• ENTRIES SUPPLIED:
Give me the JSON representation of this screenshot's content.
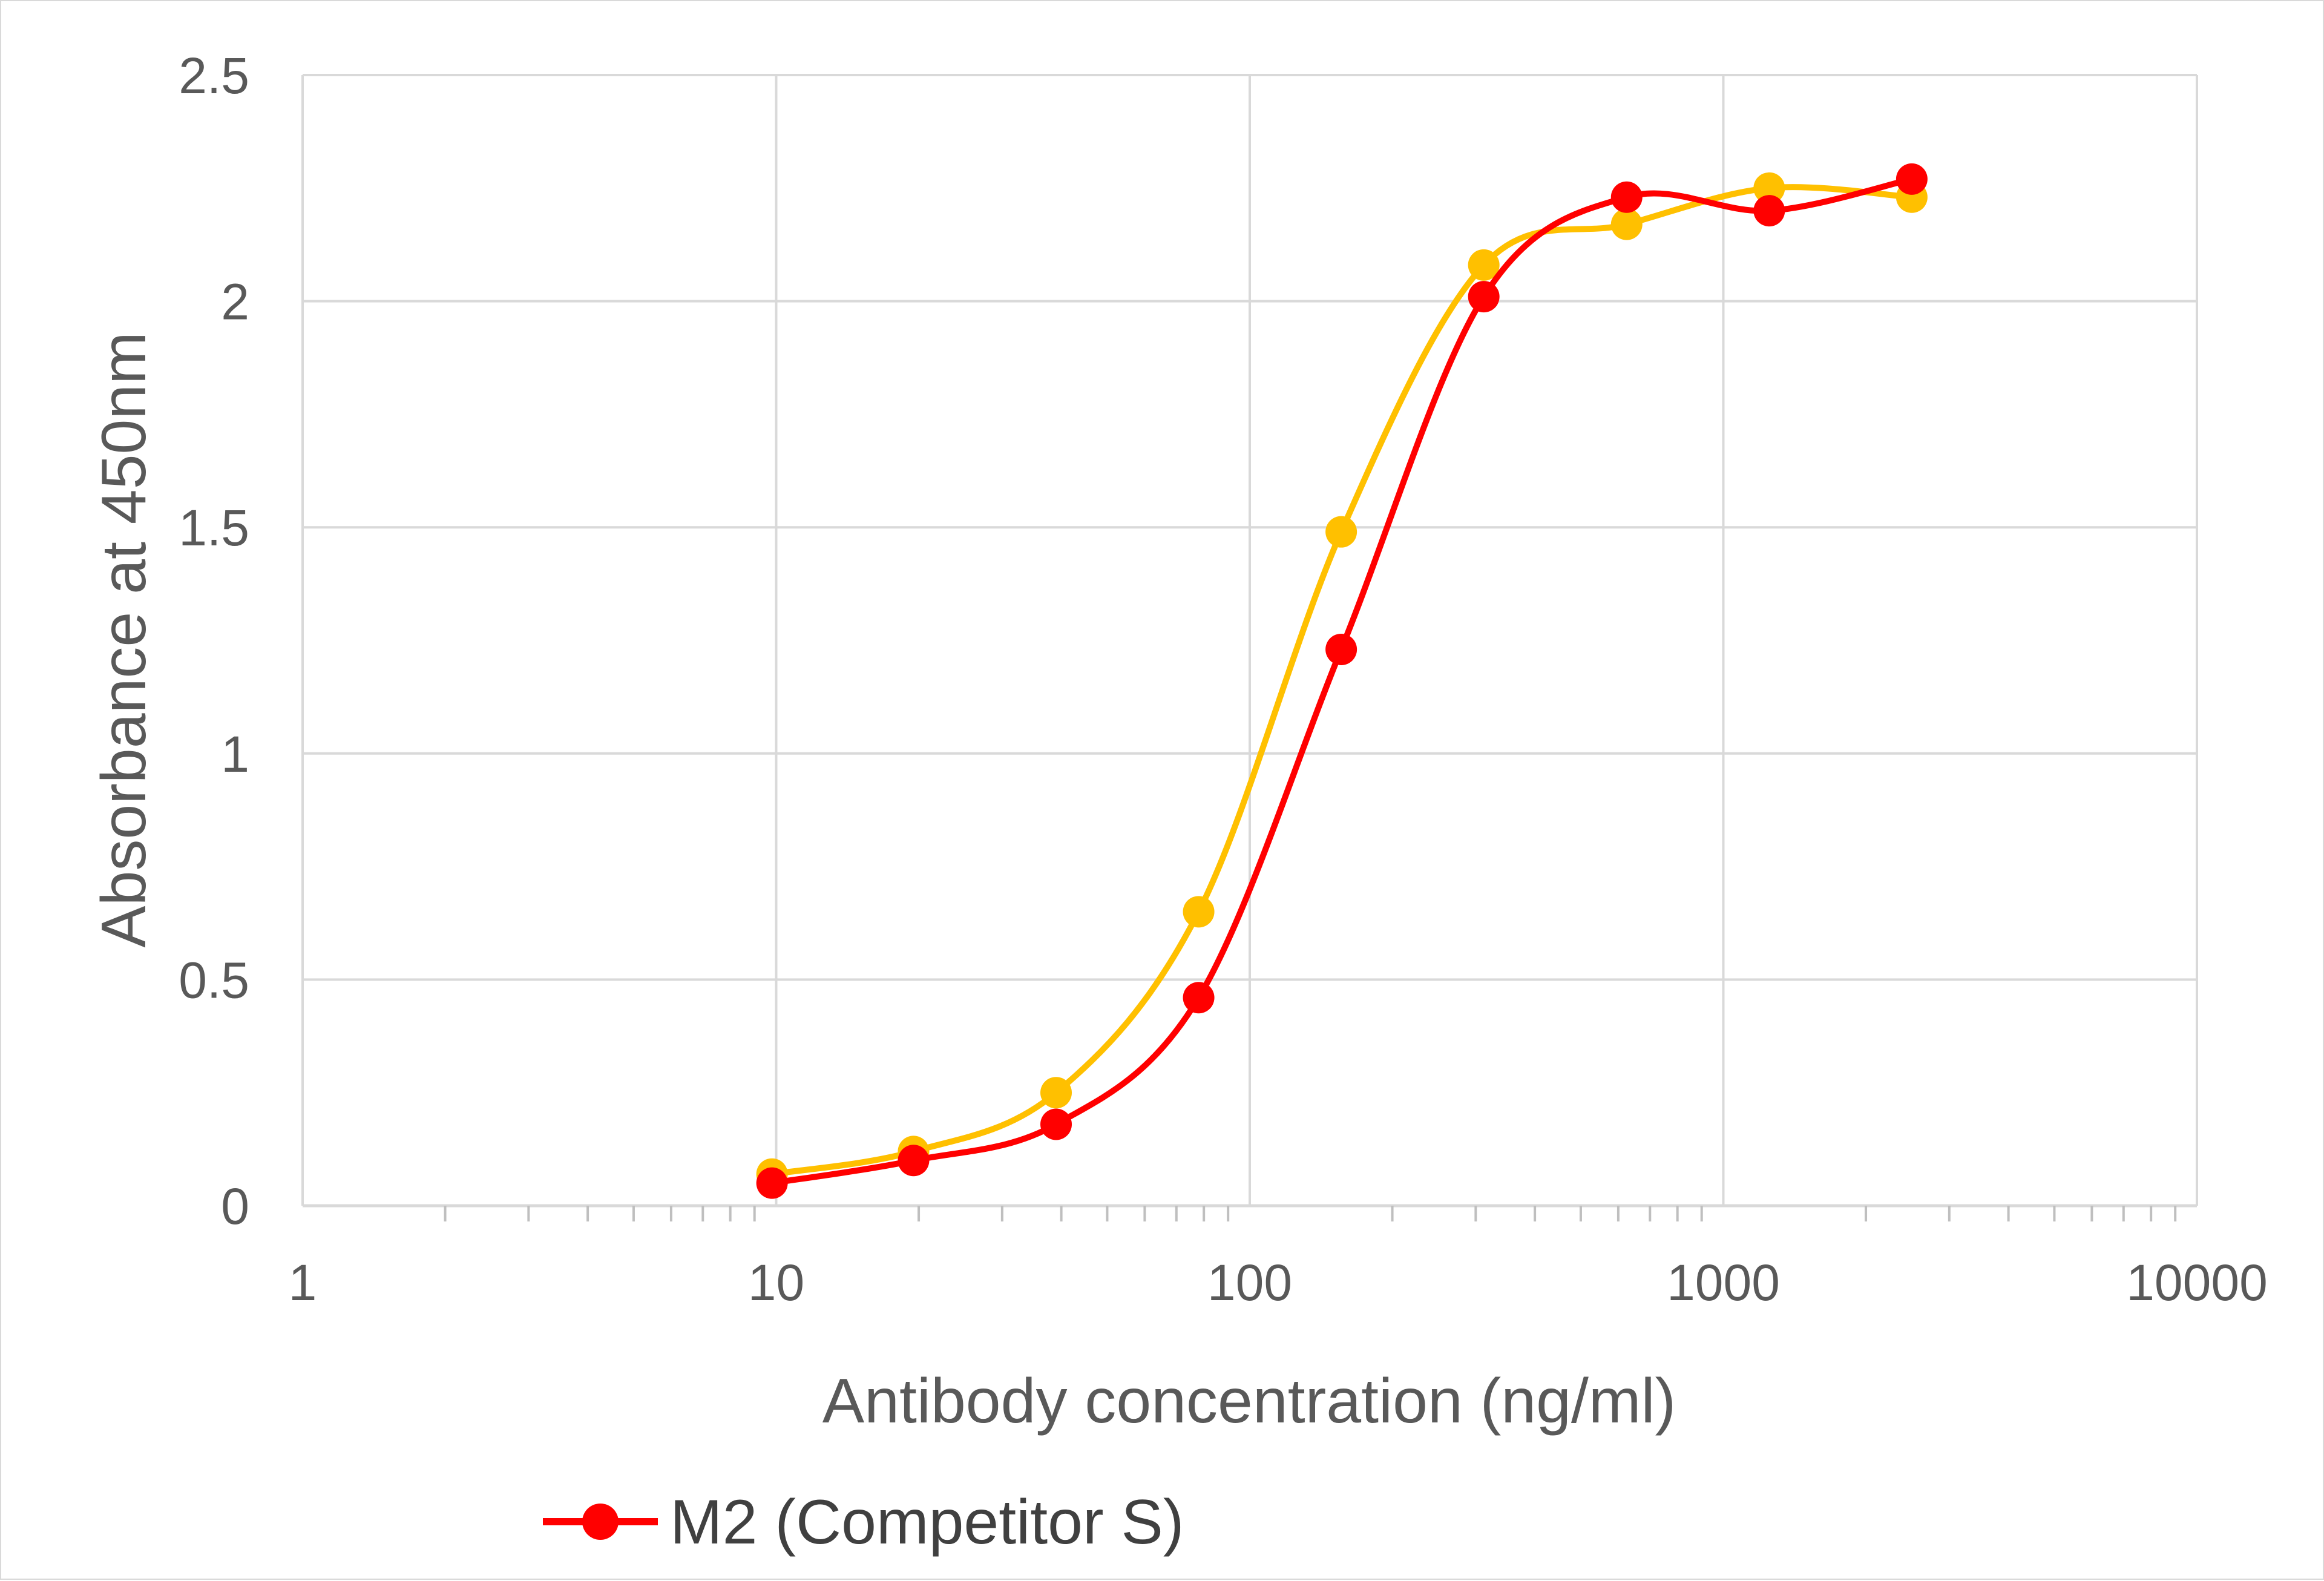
{
  "chart_data": {
    "type": "line",
    "xscale": "log",
    "xlabel": "Antibody concentration (ng/ml)",
    "ylabel": "Absorbance at 450nm",
    "xlim": [
      1,
      10000
    ],
    "ylim": [
      0,
      2.5
    ],
    "x_ticks": [
      "1",
      "10",
      "100",
      "1000",
      "10000"
    ],
    "y_ticks": [
      "0",
      "0.5",
      "1",
      "1.5",
      "2",
      "2.5"
    ],
    "grid": true,
    "smooth": true,
    "legend_position": "bottom-left",
    "series": [
      {
        "name": "M2 (Competitor S)",
        "color": "#ff0000",
        "x": [
          9.8,
          19.5,
          39,
          78,
          156,
          312,
          625,
          1250,
          2500
        ],
        "y": [
          0.05,
          0.1,
          0.18,
          0.46,
          1.23,
          2.01,
          2.23,
          2.2,
          2.27
        ]
      },
      {
        "color": "#ffc000",
        "x": [
          9.8,
          19.5,
          39,
          78,
          156,
          312,
          625,
          1250,
          2500
        ],
        "y": [
          0.07,
          0.12,
          0.25,
          0.65,
          1.49,
          2.08,
          2.17,
          2.25,
          2.23
        ]
      }
    ]
  }
}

• TASK:
The records must appear again word for word, though none of their pictures should.

• COMPLETED TASK:
Give me the JSON representation of this screenshot's content.
{
  "chart_data": {
    "type": "line",
    "xscale": "log",
    "xlabel": "Antibody concentration (ng/ml)",
    "ylabel": "Absorbance at 450nm",
    "xlim": [
      1,
      10000
    ],
    "ylim": [
      0,
      2.5
    ],
    "x_ticks": [
      "1",
      "10",
      "100",
      "1000",
      "10000"
    ],
    "y_ticks": [
      "0",
      "0.5",
      "1",
      "1.5",
      "2",
      "2.5"
    ],
    "grid": true,
    "smooth": true,
    "legend_position": "bottom-left",
    "series": [
      {
        "name": "M2 (Competitor S)",
        "color": "#ff0000",
        "x": [
          9.8,
          19.5,
          39,
          78,
          156,
          312,
          625,
          1250,
          2500
        ],
        "y": [
          0.05,
          0.1,
          0.18,
          0.46,
          1.23,
          2.01,
          2.23,
          2.2,
          2.27
        ]
      },
      {
        "color": "#ffc000",
        "x": [
          9.8,
          19.5,
          39,
          78,
          156,
          312,
          625,
          1250,
          2500
        ],
        "y": [
          0.07,
          0.12,
          0.25,
          0.65,
          1.49,
          2.08,
          2.17,
          2.25,
          2.23
        ]
      }
    ]
  }
}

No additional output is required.